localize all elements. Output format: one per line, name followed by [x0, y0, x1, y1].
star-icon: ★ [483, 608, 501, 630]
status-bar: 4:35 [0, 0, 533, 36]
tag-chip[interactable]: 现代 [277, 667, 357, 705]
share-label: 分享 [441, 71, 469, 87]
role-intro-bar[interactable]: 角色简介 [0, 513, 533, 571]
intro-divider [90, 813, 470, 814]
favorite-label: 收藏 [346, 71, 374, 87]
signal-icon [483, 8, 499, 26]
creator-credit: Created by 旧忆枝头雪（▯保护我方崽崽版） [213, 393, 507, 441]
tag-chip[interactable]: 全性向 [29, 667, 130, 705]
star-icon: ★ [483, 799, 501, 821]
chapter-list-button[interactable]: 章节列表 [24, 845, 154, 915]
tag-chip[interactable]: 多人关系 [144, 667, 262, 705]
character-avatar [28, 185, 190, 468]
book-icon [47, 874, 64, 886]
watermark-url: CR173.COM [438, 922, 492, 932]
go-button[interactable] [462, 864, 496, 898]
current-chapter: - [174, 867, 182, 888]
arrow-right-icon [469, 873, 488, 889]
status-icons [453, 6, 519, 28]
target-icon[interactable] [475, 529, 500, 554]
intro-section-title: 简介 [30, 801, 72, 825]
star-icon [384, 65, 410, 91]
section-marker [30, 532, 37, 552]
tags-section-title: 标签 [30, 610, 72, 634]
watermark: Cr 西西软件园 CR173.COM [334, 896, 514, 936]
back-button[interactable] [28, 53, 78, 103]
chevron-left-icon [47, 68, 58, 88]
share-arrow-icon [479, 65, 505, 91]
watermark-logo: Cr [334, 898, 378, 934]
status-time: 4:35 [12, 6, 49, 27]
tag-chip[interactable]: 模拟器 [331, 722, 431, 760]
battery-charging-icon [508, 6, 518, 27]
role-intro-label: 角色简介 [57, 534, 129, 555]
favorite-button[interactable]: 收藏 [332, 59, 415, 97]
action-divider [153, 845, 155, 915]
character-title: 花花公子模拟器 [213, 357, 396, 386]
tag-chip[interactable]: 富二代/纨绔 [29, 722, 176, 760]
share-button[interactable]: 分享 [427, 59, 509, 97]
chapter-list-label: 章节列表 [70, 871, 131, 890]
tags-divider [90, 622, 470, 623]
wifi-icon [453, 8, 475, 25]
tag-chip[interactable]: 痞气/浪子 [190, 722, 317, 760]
======
■ **OBJECTIVE**: Copy the entries above, substituting "label-chip" for each occurrence of "tag-chip" and leaving everything else as it is.

■ **FINAL ANSWER**:
localize all elements. Output format: one per line, name followed by [x0, y0, x1, y1].
star-icon: ★ [483, 608, 501, 630]
status-bar: 4:35 [0, 0, 533, 36]
label-chip[interactable]: 现代 [277, 667, 357, 705]
share-label: 分享 [441, 71, 469, 87]
role-intro-bar[interactable]: 角色简介 [0, 513, 533, 571]
intro-divider [90, 813, 470, 814]
favorite-label: 收藏 [346, 71, 374, 87]
signal-icon [483, 8, 499, 26]
creator-credit: Created by 旧忆枝头雪（▯保护我方崽崽版） [213, 393, 507, 441]
label-chip[interactable]: 全性向 [29, 667, 130, 705]
star-icon: ★ [483, 799, 501, 821]
chapter-list-button[interactable]: 章节列表 [24, 845, 154, 915]
label-chip[interactable]: 多人关系 [144, 667, 262, 705]
character-avatar [28, 185, 190, 468]
book-icon [47, 874, 64, 886]
watermark-url: CR173.COM [438, 922, 492, 932]
go-button[interactable] [462, 864, 496, 898]
current-chapter: - [174, 867, 182, 888]
arrow-right-icon [469, 873, 488, 889]
status-icons [453, 6, 519, 28]
target-icon[interactable] [475, 529, 500, 554]
intro-section-title: 简介 [30, 801, 72, 825]
star-icon [384, 65, 410, 91]
section-marker [30, 532, 37, 552]
tags-section-title: 标签 [30, 610, 72, 634]
watermark: Cr 西西软件园 CR173.COM [334, 896, 514, 936]
back-button[interactable] [28, 53, 78, 103]
chevron-left-icon [47, 68, 58, 88]
share-arrow-icon [479, 65, 505, 91]
watermark-logo: Cr [334, 898, 378, 934]
status-time: 4:35 [12, 6, 49, 27]
label-chip[interactable]: 模拟器 [331, 722, 431, 760]
battery-charging-icon [508, 6, 518, 27]
role-intro-label: 角色简介 [57, 534, 129, 555]
favorite-button[interactable]: 收藏 [332, 59, 415, 97]
action-divider [153, 845, 155, 915]
character-title: 花花公子模拟器 [213, 357, 396, 386]
label-chip[interactable]: 富二代/纨绔 [29, 722, 176, 760]
share-button[interactable]: 分享 [427, 59, 509, 97]
chapter-list-label: 章节列表 [70, 871, 131, 890]
tags-divider [90, 622, 470, 623]
wifi-icon [453, 8, 475, 25]
label-chip[interactable]: 痞气/浪子 [190, 722, 317, 760]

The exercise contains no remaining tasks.